Task to carry out: Copy every line from the data below in which the string "What" can be found.

..............................

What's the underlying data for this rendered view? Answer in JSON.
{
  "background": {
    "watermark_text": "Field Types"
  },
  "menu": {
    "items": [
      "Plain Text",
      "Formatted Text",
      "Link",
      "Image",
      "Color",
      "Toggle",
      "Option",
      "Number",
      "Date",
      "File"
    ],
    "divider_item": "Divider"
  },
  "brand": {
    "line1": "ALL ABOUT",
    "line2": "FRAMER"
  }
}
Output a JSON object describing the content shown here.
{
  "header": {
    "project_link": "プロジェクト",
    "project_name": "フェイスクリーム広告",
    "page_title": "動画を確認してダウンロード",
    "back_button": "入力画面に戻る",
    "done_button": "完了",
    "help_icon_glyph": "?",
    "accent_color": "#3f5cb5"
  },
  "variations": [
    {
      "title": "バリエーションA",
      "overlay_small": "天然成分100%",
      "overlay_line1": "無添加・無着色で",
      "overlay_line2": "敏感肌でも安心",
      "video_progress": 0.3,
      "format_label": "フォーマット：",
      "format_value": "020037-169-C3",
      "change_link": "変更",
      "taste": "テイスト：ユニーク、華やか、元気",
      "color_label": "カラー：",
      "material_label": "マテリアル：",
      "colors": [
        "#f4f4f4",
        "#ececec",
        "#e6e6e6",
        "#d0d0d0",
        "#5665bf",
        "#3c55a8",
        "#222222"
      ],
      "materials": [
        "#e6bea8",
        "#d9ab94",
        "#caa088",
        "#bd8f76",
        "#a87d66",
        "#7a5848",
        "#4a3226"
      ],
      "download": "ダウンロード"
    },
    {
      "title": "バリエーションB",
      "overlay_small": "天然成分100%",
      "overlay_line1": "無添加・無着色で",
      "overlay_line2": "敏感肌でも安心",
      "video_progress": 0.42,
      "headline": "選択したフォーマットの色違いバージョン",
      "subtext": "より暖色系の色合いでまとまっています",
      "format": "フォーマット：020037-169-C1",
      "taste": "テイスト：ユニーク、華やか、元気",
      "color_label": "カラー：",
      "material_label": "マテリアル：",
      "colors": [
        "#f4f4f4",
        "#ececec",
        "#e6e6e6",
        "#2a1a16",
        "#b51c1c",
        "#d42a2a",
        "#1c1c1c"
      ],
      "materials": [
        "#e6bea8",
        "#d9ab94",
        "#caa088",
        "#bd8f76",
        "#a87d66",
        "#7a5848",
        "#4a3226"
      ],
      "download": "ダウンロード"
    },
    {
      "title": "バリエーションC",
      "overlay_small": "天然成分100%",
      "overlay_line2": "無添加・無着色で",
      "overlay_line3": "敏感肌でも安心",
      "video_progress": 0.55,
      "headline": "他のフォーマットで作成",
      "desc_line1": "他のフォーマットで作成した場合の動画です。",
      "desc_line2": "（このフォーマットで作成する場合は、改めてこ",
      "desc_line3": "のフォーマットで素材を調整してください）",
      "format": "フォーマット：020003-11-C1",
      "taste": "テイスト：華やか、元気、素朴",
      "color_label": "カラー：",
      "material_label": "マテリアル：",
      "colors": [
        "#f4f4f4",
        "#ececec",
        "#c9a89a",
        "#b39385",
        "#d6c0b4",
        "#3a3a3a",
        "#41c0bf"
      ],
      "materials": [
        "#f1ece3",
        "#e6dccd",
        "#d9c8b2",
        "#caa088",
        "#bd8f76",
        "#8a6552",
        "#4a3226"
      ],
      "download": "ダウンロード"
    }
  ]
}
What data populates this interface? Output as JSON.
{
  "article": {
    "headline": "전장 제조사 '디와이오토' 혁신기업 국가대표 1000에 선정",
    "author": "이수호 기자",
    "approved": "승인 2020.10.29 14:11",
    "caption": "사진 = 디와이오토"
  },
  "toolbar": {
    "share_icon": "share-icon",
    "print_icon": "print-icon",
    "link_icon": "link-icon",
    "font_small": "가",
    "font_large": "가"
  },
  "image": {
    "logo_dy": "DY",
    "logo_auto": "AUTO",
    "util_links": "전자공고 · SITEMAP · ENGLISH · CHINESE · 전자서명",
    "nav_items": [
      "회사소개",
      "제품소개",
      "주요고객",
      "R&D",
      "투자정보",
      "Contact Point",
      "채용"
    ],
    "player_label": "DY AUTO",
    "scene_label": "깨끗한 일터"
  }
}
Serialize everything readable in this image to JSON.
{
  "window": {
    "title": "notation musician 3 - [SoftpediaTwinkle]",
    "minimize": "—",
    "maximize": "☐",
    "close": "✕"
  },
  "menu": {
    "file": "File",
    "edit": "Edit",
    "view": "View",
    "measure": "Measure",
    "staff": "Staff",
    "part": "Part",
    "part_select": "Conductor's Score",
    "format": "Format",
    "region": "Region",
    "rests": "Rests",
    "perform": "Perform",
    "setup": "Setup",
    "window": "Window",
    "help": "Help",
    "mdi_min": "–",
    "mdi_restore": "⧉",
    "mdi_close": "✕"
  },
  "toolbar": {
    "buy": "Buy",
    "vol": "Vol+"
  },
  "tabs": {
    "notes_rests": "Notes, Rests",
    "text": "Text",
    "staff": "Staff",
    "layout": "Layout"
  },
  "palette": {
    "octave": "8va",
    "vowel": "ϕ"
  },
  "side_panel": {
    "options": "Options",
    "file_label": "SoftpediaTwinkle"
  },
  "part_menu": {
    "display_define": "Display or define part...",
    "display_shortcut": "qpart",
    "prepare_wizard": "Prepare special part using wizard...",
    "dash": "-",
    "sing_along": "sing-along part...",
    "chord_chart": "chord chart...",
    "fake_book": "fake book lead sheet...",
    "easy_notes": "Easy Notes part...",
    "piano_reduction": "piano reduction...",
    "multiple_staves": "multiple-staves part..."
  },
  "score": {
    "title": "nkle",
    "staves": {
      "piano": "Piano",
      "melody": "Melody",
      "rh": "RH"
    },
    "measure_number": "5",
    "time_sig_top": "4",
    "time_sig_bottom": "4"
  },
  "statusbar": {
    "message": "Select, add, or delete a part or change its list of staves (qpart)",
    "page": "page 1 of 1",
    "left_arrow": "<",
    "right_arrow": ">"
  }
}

..............................

Written answer:
What's the underlying data for this rendered view? Answer in JSON.
What data populates this interface? Output as JSON.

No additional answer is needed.